* _Request_
Below are some records; reproduce every one of them exactly.

* _Task data_
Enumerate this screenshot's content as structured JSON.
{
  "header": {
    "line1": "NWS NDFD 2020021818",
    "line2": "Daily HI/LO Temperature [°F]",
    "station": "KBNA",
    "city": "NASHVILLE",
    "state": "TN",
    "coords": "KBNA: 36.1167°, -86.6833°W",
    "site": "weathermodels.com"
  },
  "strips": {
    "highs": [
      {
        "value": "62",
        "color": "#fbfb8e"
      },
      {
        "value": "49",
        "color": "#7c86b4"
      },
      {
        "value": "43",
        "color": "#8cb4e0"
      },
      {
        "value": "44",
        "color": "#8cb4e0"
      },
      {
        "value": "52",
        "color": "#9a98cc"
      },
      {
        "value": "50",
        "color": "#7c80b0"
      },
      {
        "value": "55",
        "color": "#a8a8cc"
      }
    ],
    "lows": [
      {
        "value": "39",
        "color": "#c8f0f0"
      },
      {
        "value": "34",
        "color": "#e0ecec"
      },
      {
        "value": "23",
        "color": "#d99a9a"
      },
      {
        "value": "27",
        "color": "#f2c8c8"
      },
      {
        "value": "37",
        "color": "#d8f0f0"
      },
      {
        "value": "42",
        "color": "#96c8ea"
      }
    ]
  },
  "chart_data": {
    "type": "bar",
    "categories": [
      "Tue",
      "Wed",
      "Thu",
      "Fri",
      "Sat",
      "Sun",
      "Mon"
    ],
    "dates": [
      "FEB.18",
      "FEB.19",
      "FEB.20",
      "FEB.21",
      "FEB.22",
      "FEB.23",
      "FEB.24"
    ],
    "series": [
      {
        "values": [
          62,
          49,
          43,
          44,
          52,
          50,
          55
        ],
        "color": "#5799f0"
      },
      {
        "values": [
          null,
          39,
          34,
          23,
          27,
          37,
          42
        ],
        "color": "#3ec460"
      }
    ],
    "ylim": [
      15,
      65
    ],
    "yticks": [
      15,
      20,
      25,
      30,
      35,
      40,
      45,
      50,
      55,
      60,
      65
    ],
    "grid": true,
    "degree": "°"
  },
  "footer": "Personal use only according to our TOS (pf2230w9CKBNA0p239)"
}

* _Reply to the task_
Enumerate this screenshot's content as structured JSON.
{
  "header": {
    "line1": "NWS NDFD 2020021818",
    "line2": "Daily HI/LO Temperature [°F]",
    "station": "KBNA",
    "city": "NASHVILLE",
    "state": "TN",
    "coords": "KBNA: 36.1167°, -86.6833°W",
    "site": "weathermodels.com"
  },
  "strips": {
    "highs": [
      {
        "value": "62",
        "color": "#fbfb8e"
      },
      {
        "value": "49",
        "color": "#7c86b4"
      },
      {
        "value": "43",
        "color": "#8cb4e0"
      },
      {
        "value": "44",
        "color": "#8cb4e0"
      },
      {
        "value": "52",
        "color": "#9a98cc"
      },
      {
        "value": "50",
        "color": "#7c80b0"
      },
      {
        "value": "55",
        "color": "#a8a8cc"
      }
    ],
    "lows": [
      {
        "value": "39",
        "color": "#c8f0f0"
      },
      {
        "value": "34",
        "color": "#e0ecec"
      },
      {
        "value": "23",
        "color": "#d99a9a"
      },
      {
        "value": "27",
        "color": "#f2c8c8"
      },
      {
        "value": "37",
        "color": "#d8f0f0"
      },
      {
        "value": "42",
        "color": "#96c8ea"
      }
    ]
  },
  "chart_data": {
    "type": "bar",
    "categories": [
      "Tue",
      "Wed",
      "Thu",
      "Fri",
      "Sat",
      "Sun",
      "Mon"
    ],
    "dates": [
      "FEB.18",
      "FEB.19",
      "FEB.20",
      "FEB.21",
      "FEB.22",
      "FEB.23",
      "FEB.24"
    ],
    "series": [
      {
        "values": [
          62,
          49,
          43,
          44,
          52,
          50,
          55
        ],
        "color": "#5799f0"
      },
      {
        "values": [
          null,
          39,
          34,
          23,
          27,
          37,
          42
        ],
        "color": "#3ec460"
      }
    ],
    "ylim": [
      15,
      65
    ],
    "yticks": [
      15,
      20,
      25,
      30,
      35,
      40,
      45,
      50,
      55,
      60,
      65
    ],
    "grid": true,
    "degree": "°"
  },
  "footer": "Personal use only according to our TOS (pf2230w9CKBNA0p239)"
}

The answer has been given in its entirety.